## Your goal
From the listing below, copy every line with the word "Howe".

## Exercise inputs
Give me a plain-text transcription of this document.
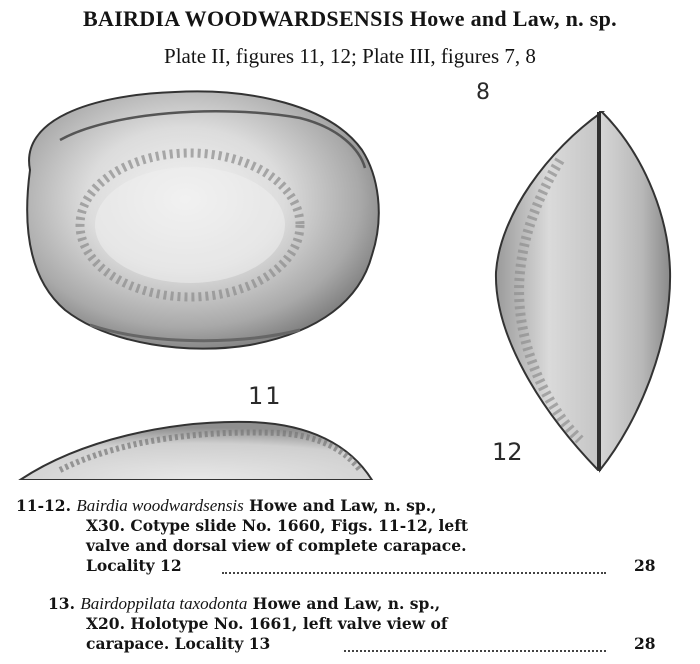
BAIRDIA WOODWARDSENSIS Howe and Law, n. sp.
Plate II, figures 11, 12; Plate III, figures 7, 8
8
11
12
11-12. Bairdia woodwardsensis Howe and Law, n. sp.,
X30. Cotype slide No. 1660, Figs. 11-12, left
valve and dorsal view of complete carapace.
Locality 12	28
13. Bairdoppilata taxodonta Howe and Law, n. sp.,
X20. Holotype No. 1661, left valve view of
carapace. Locality 13	28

## Final result
BAIRDIA WOODWARDSENSIS Howe and Law, n. sp.
11-12. Bairdia woodwardsensis Howe and Law, n. sp.,
13. Bairdoppilata taxodonta Howe and Law, n. sp.,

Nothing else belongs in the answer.